## [Task statement]
Tally each line where the word "fragment" occurs, then give only the total.

## [Provided entries]
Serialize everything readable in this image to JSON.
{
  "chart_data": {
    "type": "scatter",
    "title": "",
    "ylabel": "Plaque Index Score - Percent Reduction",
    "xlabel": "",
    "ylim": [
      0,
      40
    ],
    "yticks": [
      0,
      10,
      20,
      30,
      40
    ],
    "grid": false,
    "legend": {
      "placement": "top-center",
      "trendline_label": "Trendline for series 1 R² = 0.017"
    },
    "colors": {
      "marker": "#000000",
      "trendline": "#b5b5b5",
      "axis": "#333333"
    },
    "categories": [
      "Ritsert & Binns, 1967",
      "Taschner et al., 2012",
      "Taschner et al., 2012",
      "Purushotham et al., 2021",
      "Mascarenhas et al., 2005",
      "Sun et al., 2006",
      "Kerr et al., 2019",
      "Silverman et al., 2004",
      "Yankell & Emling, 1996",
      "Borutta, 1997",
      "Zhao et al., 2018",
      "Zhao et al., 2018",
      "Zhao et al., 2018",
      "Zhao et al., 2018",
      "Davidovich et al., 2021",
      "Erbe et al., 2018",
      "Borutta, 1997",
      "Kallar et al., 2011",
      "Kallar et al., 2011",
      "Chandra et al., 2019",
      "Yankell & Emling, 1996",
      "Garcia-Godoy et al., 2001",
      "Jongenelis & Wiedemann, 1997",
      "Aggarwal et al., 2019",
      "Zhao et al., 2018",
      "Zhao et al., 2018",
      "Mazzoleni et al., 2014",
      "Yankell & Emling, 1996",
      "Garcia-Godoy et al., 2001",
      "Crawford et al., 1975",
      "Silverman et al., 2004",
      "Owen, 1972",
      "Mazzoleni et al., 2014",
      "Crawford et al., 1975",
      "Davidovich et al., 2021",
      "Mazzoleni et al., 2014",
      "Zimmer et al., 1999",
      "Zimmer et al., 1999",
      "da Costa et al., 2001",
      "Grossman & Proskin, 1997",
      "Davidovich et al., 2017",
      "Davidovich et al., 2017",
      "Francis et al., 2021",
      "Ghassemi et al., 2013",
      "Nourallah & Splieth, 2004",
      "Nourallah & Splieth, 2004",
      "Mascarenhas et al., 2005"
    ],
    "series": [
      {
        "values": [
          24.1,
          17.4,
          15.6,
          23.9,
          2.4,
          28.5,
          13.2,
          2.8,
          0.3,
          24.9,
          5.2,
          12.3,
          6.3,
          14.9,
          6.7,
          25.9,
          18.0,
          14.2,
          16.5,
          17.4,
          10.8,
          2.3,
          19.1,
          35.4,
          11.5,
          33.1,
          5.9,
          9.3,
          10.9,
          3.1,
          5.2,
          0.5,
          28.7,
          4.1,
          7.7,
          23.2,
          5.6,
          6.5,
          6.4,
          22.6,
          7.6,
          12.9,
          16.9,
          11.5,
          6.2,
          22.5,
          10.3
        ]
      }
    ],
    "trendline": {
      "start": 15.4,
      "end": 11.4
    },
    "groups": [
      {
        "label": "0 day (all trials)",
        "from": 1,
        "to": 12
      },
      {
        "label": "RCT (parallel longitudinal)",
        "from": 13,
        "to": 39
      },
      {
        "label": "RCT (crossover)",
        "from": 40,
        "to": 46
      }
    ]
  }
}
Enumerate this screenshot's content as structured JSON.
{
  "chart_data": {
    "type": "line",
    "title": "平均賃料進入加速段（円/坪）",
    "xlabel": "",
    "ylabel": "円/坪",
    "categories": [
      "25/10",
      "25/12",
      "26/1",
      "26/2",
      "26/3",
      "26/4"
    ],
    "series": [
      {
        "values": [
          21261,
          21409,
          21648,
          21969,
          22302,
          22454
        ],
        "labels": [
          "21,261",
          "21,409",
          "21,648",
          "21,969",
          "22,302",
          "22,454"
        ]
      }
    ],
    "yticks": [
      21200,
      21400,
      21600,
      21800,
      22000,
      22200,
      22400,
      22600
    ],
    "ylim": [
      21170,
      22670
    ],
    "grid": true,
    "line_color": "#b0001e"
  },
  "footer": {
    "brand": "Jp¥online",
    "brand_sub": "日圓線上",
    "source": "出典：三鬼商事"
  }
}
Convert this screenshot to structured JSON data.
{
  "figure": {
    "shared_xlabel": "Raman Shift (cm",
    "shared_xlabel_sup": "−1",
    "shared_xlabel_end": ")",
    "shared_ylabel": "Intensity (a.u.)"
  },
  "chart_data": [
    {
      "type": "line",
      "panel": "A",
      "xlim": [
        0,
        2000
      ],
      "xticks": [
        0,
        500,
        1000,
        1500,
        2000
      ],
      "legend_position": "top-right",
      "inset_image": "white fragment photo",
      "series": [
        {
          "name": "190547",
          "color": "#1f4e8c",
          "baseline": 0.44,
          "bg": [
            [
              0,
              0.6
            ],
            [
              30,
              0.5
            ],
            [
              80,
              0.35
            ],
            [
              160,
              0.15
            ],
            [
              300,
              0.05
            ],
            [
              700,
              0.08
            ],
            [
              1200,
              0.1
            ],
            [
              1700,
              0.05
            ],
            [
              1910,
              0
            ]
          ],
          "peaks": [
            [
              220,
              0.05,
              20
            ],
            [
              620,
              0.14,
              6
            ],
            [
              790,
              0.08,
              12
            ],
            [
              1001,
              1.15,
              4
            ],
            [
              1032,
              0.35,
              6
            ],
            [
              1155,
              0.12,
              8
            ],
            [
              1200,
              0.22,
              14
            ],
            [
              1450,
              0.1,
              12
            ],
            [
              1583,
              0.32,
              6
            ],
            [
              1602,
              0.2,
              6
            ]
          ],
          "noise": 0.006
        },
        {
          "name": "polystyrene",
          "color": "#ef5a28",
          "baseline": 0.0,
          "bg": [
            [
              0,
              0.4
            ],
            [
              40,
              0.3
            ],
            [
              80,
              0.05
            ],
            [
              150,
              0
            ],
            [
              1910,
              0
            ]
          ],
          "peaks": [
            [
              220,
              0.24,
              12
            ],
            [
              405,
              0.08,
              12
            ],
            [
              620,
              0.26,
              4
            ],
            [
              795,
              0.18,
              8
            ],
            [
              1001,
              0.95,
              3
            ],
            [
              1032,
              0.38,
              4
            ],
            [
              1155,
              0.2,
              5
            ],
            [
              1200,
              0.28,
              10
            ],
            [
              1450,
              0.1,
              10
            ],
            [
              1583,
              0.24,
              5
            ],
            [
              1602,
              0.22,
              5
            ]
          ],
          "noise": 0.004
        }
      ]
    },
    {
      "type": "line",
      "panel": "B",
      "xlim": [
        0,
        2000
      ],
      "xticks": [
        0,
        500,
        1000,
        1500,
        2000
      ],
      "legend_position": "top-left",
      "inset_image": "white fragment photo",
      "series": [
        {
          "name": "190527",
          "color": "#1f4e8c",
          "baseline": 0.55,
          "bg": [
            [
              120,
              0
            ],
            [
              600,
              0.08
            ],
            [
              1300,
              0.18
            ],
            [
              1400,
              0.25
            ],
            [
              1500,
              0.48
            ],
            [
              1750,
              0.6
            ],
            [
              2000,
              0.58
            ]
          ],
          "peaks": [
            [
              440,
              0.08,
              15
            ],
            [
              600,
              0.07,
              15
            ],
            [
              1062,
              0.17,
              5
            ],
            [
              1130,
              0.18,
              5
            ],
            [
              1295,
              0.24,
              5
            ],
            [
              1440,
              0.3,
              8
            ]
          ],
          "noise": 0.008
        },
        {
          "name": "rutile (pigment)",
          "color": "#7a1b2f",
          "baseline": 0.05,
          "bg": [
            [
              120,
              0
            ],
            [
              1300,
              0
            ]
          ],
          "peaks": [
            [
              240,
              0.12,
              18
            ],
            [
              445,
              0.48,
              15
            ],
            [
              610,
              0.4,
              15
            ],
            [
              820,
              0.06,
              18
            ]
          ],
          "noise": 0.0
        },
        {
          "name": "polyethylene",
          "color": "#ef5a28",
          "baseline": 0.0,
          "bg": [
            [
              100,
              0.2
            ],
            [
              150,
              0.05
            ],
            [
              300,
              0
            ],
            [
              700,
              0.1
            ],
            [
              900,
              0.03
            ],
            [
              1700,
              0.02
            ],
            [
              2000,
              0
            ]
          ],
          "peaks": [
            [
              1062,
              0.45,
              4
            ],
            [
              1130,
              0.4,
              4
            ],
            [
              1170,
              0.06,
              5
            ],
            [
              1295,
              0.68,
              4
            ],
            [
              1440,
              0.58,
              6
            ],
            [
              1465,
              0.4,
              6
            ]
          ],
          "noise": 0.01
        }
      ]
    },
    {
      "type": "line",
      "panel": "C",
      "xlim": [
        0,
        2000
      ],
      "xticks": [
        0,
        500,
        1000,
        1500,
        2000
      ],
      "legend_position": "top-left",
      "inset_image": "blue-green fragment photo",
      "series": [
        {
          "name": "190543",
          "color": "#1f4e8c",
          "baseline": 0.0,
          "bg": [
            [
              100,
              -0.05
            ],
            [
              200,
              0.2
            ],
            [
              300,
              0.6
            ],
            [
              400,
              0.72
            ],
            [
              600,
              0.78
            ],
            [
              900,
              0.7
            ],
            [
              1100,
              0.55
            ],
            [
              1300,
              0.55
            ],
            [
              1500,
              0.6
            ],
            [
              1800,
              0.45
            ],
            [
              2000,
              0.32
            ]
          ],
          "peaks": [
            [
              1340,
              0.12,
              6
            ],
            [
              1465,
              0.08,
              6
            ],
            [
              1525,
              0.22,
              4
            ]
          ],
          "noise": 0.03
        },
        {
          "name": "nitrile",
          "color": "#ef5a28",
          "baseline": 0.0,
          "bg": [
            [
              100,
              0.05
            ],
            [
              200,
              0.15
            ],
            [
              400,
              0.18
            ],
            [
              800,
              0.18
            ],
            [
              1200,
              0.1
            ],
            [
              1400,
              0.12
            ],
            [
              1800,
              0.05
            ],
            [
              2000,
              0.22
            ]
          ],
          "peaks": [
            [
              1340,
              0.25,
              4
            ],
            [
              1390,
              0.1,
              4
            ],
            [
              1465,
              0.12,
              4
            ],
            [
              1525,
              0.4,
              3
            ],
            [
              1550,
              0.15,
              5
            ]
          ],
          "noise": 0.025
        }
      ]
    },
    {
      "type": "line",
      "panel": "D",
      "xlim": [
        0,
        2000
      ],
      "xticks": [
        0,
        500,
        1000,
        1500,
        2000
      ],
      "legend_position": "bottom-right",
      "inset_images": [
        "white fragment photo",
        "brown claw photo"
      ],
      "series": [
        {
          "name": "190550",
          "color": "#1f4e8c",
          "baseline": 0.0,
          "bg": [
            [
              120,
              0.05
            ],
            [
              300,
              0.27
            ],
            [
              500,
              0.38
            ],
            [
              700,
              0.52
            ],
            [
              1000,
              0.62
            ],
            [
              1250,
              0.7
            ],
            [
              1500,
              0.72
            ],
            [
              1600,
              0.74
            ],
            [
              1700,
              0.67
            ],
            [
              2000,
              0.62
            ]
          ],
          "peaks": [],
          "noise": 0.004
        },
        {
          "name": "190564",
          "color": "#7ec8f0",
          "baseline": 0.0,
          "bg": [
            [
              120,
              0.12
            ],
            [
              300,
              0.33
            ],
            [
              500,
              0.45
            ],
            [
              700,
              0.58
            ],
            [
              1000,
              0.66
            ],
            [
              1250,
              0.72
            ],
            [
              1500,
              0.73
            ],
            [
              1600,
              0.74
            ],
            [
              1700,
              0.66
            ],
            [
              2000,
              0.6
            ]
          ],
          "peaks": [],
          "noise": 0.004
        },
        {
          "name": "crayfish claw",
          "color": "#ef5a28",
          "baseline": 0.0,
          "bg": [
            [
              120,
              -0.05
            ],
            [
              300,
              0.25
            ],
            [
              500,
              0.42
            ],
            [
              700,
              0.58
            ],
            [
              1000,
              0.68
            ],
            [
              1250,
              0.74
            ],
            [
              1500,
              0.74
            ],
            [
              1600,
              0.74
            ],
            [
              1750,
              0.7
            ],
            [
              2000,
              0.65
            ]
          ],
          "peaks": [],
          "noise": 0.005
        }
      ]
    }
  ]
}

## [Written answer]
4